------ Data entries ------
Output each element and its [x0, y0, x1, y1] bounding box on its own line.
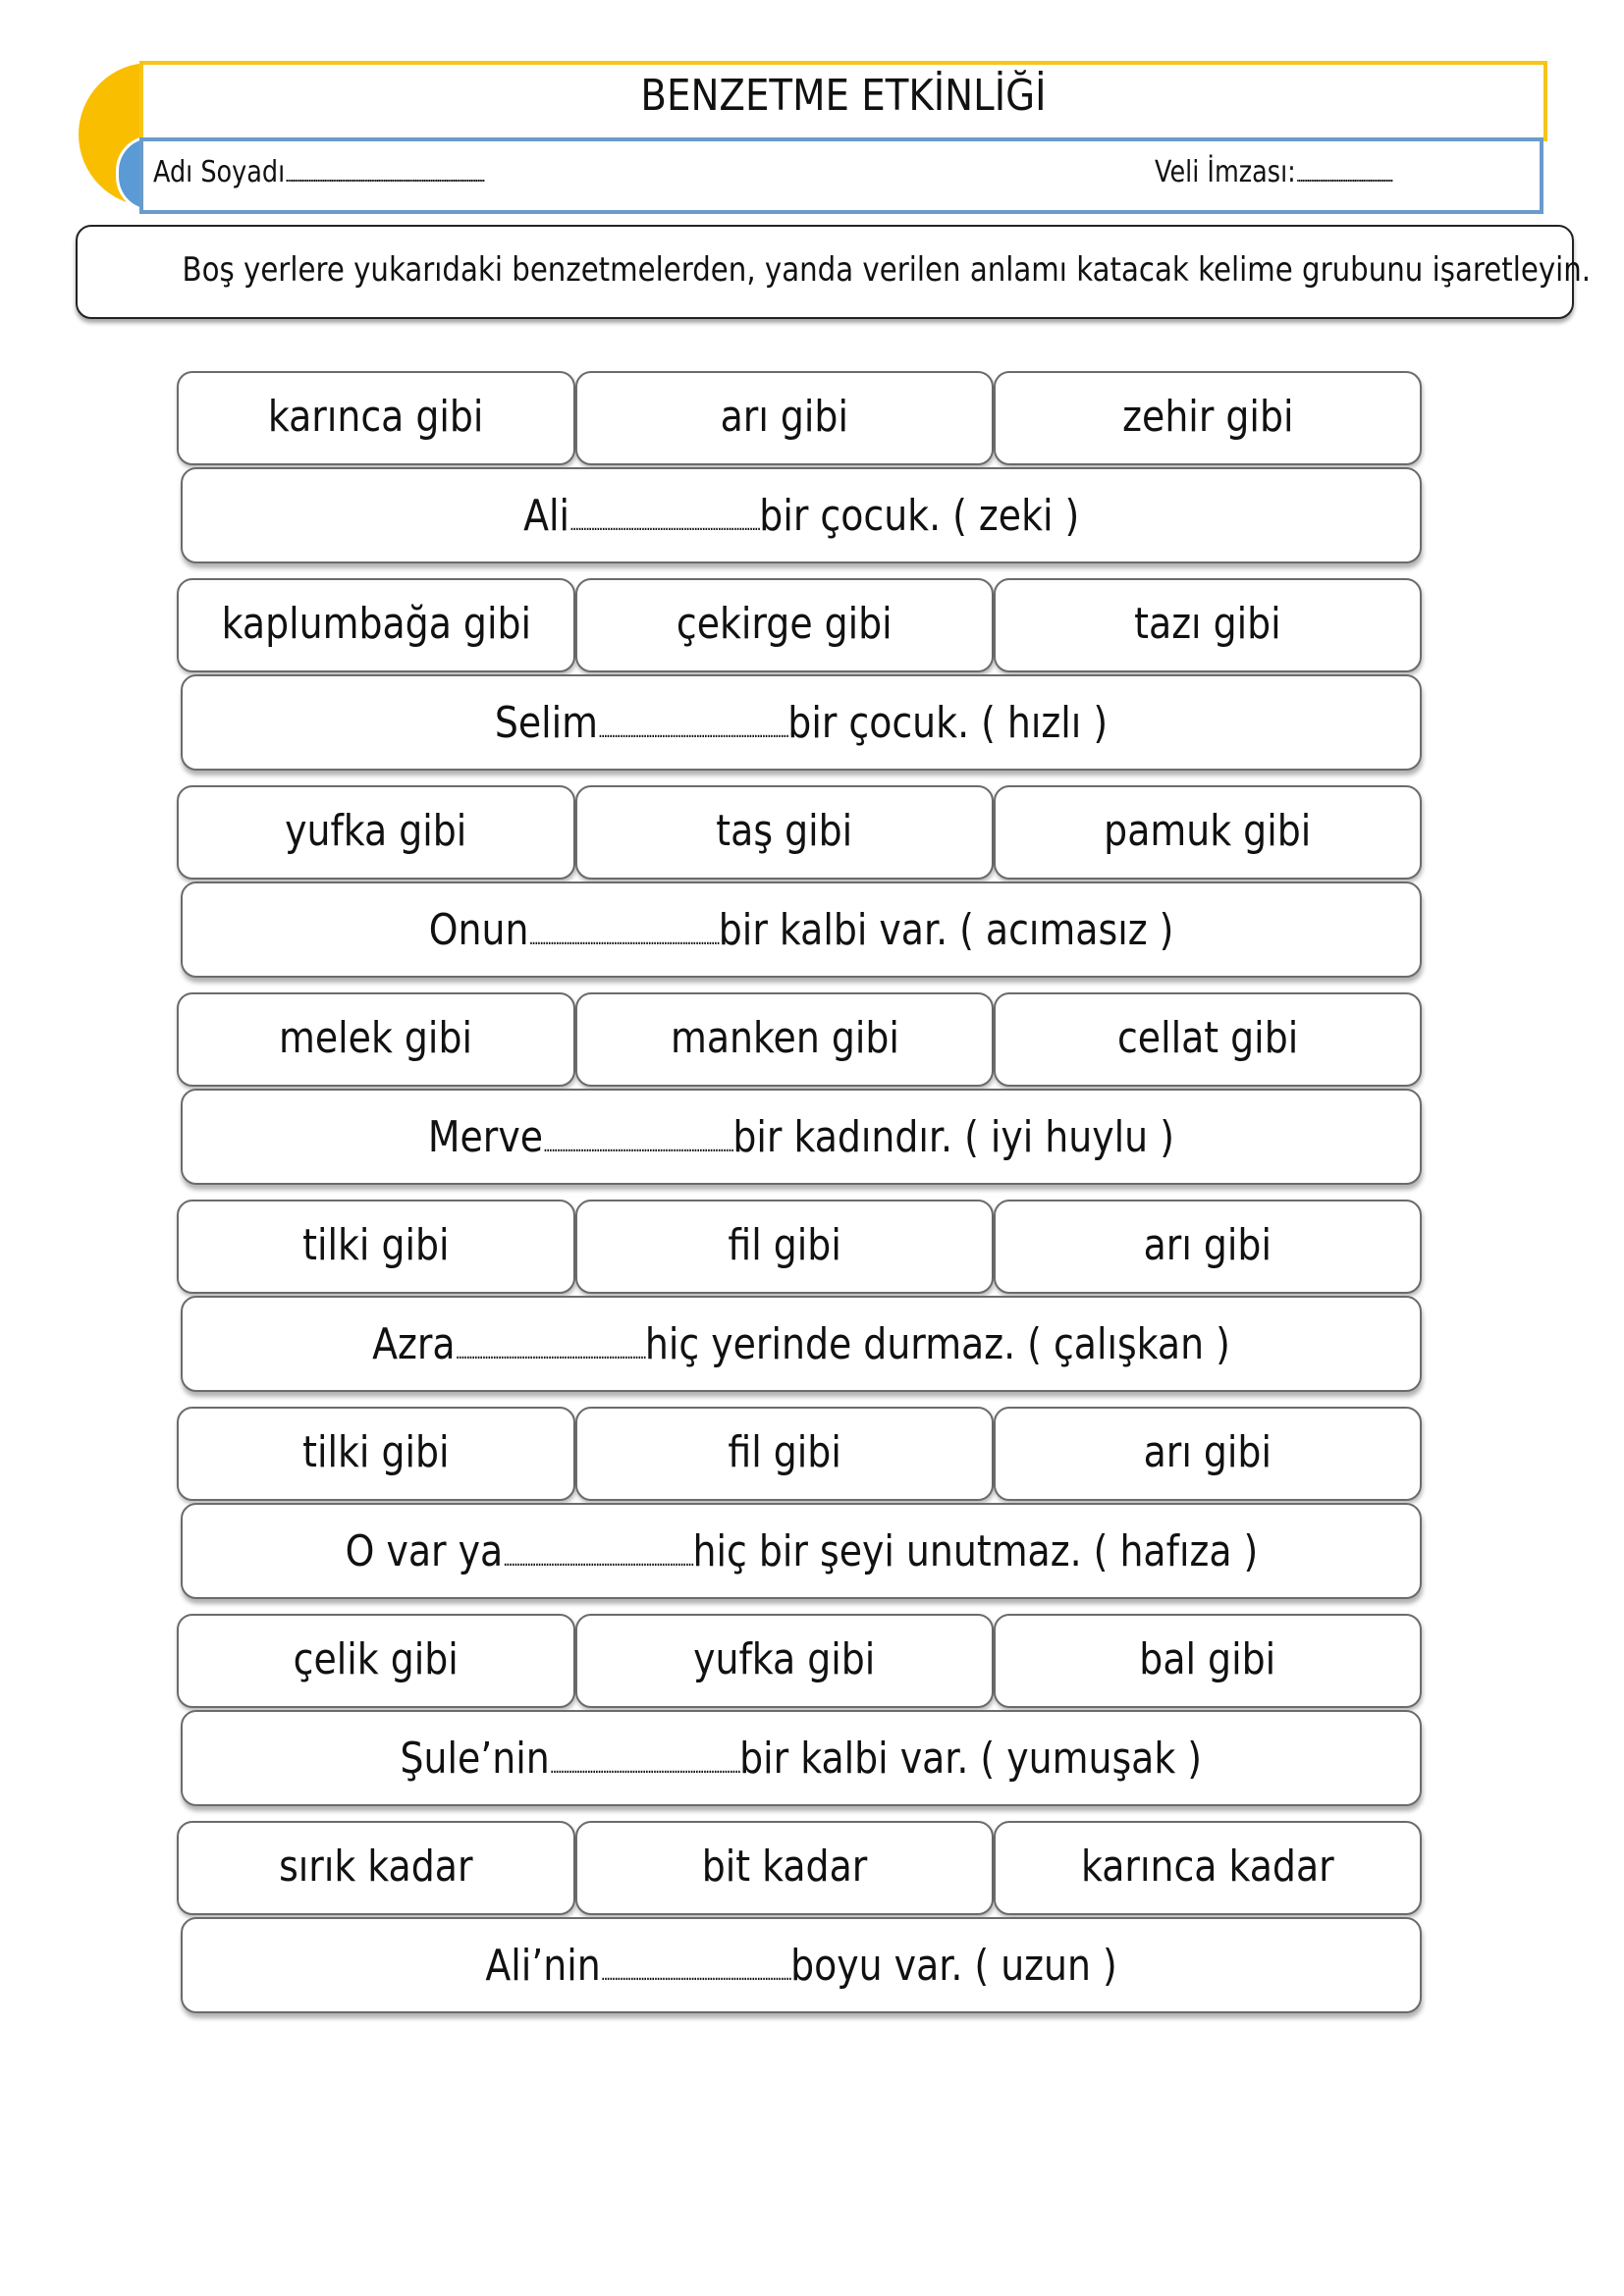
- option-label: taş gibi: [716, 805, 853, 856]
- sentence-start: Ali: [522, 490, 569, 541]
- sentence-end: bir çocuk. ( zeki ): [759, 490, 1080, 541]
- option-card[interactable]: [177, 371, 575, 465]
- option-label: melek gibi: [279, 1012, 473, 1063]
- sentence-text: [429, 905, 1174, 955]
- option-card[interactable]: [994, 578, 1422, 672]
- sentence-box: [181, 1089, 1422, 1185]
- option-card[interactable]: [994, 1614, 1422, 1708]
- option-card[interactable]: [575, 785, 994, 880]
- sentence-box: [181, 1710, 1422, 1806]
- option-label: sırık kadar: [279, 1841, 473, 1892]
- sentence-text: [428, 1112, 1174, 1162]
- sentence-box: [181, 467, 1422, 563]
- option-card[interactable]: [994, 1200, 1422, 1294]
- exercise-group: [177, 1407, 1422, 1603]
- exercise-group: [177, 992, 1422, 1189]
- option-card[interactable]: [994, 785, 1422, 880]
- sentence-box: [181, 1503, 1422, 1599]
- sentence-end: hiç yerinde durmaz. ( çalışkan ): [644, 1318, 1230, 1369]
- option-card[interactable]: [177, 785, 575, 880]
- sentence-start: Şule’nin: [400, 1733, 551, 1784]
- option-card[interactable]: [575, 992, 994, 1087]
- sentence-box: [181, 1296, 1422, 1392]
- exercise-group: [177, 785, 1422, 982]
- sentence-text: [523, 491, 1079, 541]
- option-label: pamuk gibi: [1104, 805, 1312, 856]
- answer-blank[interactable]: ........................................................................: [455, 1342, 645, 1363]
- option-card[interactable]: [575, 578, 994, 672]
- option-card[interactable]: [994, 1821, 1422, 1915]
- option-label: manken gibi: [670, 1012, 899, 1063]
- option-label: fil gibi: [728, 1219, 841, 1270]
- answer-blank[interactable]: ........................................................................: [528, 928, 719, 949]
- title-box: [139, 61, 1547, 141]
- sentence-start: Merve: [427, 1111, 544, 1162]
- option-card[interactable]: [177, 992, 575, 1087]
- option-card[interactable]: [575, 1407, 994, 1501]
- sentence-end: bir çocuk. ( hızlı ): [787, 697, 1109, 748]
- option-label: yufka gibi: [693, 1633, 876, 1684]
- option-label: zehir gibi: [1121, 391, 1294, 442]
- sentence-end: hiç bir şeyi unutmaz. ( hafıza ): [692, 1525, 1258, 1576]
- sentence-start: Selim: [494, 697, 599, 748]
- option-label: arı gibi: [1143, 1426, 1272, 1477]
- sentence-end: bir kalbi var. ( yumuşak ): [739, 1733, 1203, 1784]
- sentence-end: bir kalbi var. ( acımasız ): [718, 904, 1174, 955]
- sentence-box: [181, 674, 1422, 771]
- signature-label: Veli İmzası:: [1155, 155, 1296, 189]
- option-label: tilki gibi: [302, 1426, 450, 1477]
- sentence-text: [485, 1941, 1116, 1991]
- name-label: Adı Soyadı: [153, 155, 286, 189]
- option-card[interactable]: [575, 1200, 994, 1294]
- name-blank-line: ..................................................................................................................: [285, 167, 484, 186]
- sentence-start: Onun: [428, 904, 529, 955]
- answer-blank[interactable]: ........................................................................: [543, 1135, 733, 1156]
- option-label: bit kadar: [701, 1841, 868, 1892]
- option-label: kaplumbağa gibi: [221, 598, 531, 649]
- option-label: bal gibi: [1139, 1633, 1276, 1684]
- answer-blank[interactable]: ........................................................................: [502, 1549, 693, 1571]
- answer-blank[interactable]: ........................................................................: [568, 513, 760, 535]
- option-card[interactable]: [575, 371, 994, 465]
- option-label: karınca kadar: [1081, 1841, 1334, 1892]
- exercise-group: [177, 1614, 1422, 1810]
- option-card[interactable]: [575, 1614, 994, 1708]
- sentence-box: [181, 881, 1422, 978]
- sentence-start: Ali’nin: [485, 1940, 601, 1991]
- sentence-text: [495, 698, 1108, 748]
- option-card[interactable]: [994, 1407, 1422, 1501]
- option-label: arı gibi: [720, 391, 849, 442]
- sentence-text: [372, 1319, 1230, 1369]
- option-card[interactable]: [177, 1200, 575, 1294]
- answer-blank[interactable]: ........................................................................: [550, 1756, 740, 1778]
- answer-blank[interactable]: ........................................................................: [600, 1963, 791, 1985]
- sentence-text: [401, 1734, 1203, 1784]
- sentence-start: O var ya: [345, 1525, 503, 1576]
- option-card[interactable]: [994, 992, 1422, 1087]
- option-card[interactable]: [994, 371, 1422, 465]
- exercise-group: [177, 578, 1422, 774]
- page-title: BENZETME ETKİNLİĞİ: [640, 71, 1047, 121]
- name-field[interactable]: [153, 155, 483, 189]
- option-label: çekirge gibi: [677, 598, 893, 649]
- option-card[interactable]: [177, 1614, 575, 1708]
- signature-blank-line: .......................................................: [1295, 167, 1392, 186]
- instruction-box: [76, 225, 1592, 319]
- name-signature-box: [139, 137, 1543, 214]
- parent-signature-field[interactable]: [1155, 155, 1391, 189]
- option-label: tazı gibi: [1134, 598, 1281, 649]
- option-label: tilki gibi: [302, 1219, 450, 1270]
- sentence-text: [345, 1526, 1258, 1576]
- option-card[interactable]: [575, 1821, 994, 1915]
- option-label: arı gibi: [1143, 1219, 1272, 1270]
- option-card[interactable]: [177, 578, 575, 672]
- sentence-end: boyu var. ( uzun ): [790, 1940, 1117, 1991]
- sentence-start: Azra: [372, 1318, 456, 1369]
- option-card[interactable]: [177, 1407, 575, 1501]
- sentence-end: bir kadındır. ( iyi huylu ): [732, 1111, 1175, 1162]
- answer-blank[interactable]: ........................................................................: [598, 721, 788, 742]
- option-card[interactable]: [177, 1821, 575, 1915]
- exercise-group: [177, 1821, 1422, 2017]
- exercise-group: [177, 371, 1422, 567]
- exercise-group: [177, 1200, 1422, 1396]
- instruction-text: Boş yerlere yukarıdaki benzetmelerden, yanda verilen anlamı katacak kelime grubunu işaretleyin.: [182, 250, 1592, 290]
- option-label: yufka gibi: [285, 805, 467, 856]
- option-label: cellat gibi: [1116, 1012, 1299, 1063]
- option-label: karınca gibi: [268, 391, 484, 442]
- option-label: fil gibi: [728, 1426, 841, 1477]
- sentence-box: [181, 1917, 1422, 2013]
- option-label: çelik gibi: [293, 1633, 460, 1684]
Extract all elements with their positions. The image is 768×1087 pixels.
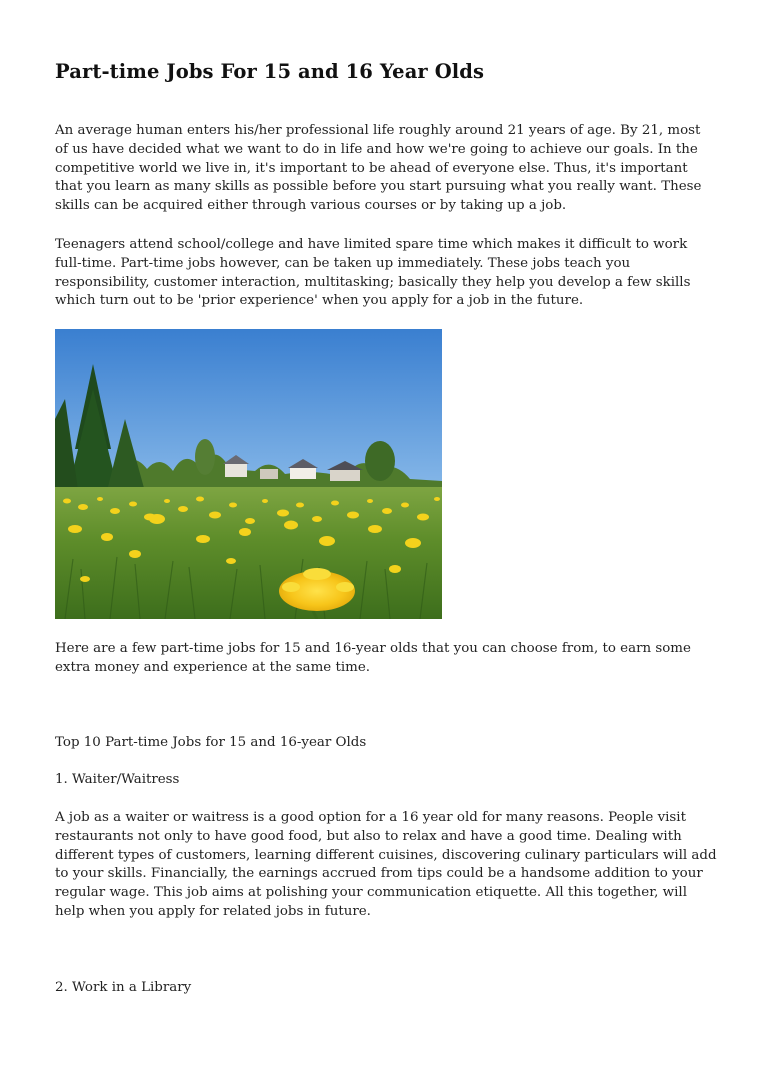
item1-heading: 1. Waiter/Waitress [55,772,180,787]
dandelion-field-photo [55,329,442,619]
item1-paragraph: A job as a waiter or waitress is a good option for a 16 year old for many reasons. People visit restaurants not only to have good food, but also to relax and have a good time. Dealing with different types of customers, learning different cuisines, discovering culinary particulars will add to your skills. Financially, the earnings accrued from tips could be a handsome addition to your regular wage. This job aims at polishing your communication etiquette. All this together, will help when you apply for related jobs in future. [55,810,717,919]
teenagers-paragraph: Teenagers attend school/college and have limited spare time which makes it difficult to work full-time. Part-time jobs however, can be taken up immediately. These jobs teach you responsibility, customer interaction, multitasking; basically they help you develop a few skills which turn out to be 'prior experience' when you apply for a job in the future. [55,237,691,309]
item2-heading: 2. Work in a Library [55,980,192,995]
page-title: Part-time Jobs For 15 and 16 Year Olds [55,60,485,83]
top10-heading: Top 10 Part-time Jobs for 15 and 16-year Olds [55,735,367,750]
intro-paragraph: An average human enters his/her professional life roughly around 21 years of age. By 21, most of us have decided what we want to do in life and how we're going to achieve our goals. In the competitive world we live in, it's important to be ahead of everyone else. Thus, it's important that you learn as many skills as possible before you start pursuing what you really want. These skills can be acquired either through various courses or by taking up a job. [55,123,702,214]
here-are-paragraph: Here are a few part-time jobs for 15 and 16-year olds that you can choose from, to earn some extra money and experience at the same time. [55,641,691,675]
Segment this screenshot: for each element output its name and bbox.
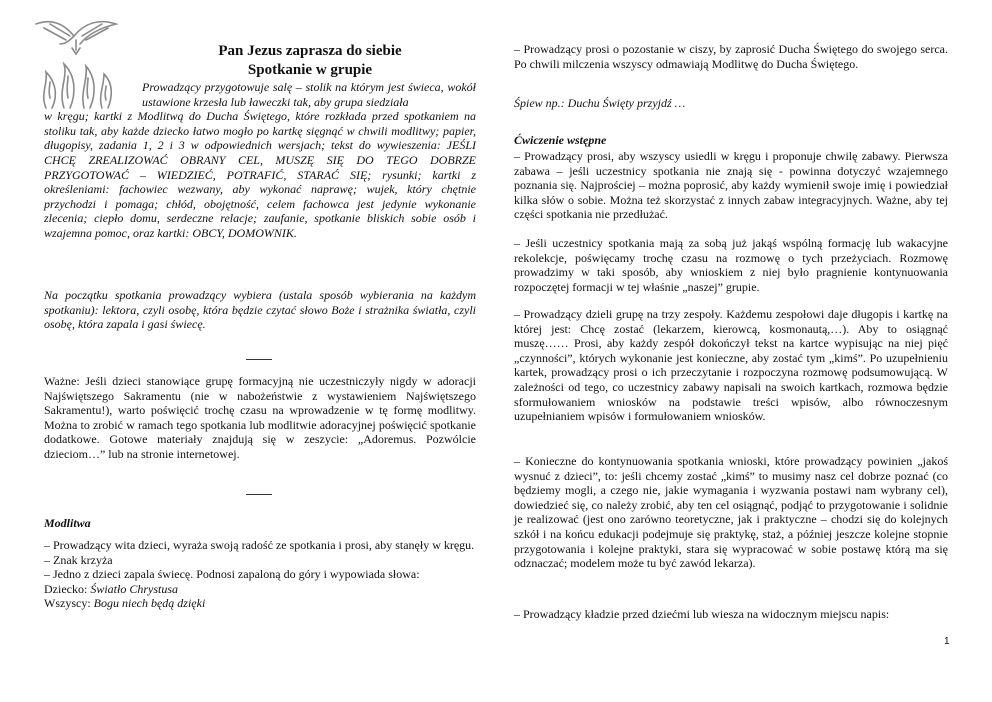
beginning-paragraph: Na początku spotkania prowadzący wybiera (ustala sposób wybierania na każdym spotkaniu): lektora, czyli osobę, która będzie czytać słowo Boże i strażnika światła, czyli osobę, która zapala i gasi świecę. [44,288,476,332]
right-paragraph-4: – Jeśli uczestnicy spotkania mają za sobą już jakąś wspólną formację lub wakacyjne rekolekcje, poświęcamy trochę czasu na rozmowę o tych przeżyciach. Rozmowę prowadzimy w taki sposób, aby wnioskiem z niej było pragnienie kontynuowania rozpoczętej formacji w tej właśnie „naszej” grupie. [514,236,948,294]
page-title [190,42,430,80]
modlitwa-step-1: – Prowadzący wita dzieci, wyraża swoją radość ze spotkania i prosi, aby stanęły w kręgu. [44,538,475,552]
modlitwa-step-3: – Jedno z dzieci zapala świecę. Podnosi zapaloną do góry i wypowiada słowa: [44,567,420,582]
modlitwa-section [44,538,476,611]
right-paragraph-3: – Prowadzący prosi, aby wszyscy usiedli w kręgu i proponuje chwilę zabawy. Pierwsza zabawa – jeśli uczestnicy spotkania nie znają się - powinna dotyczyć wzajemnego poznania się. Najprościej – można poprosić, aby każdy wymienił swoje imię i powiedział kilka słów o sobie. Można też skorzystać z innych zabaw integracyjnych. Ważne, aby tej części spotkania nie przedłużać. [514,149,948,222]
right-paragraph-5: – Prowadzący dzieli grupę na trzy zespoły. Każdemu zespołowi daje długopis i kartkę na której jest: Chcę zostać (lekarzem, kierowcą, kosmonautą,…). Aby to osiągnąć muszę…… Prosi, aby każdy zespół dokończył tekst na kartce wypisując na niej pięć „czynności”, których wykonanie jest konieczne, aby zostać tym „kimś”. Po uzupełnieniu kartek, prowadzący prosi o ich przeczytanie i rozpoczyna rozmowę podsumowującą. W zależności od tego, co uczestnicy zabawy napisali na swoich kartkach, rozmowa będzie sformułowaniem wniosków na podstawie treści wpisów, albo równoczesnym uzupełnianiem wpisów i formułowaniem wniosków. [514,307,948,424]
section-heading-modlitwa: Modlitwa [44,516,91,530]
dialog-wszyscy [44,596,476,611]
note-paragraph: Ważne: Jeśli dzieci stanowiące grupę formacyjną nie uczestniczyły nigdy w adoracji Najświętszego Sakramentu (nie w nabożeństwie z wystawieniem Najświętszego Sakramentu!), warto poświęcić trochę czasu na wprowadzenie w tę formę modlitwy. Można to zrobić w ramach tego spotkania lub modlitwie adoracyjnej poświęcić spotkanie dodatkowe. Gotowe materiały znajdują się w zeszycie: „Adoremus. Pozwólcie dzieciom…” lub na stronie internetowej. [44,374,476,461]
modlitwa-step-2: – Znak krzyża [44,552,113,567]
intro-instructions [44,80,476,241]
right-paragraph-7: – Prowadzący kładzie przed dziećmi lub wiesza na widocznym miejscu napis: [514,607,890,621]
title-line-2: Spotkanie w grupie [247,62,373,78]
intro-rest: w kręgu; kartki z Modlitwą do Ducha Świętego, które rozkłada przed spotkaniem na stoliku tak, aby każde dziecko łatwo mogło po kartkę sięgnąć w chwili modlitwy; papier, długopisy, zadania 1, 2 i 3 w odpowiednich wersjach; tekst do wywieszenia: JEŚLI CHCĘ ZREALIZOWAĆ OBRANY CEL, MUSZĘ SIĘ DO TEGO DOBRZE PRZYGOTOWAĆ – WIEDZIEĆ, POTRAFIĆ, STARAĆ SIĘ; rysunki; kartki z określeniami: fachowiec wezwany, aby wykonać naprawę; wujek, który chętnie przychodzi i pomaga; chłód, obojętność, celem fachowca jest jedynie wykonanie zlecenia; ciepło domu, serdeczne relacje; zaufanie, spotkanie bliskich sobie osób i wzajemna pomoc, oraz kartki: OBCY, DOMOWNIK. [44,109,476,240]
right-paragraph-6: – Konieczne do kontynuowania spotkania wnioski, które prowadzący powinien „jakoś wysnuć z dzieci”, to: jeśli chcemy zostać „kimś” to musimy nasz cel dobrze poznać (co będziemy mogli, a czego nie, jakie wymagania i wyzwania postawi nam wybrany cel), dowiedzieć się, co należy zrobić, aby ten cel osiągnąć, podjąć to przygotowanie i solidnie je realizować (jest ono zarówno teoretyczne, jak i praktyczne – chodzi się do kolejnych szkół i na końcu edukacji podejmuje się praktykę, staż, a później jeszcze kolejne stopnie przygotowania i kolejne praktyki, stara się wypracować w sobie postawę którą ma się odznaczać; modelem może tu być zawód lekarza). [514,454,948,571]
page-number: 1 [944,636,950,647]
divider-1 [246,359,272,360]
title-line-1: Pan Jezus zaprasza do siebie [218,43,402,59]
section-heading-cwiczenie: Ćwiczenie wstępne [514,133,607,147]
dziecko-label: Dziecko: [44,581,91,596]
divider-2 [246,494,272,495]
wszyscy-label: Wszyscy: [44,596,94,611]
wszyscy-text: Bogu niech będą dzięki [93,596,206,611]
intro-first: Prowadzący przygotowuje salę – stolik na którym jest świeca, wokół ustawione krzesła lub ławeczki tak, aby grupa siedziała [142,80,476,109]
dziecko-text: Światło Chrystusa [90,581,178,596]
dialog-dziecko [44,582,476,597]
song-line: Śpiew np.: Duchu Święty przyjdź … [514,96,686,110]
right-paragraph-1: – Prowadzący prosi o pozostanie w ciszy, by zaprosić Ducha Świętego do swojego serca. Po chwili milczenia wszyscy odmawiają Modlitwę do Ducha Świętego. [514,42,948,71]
------
### Task description:
Can you update the lines from the one containing "- option-label: taş" down to the one containing "- option-card[interactable]: [575, 992, 994, 1087]", swapping "sentence-box" for "sentence-row" and keeping everything else the same?

### Solution to the exercise:
- option-label: taş gibi: [716, 805, 853, 856]
- sentence-start: Ali: [522, 490, 569, 541]
- sentence-end: bir çocuk. ( zeki ): [759, 490, 1080, 541]
- option-card[interactable]: [177, 371, 575, 465]
- option-label: melek gibi: [279, 1012, 473, 1063]
- sentence-text: [429, 905, 1174, 955]
- option-card[interactable]: [994, 578, 1422, 672]
- sentence-row: [181, 1089, 1422, 1185]
- option-card[interactable]: [994, 1614, 1422, 1708]
- option-card[interactable]: [575, 785, 994, 880]
- sentence-row: [181, 1710, 1422, 1806]
- option-label: sırık kadar: [279, 1841, 473, 1892]
- sentence-text: [428, 1112, 1174, 1162]
- sentence-row: [181, 467, 1422, 563]
- option-card[interactable]: [994, 1200, 1422, 1294]
- exercise-group: [177, 1407, 1422, 1603]
- exercise-group: [177, 992, 1422, 1189]
- option-card[interactable]: [994, 785, 1422, 880]
- sentence-row: [181, 1503, 1422, 1599]
- sentence-end: hiç yerinde durmaz. ( çalışkan ): [644, 1318, 1230, 1369]
- option-card[interactable]: [177, 785, 575, 880]
- sentence-start: Şule’nin: [400, 1733, 551, 1784]
- option-card[interactable]: [575, 992, 994, 1087]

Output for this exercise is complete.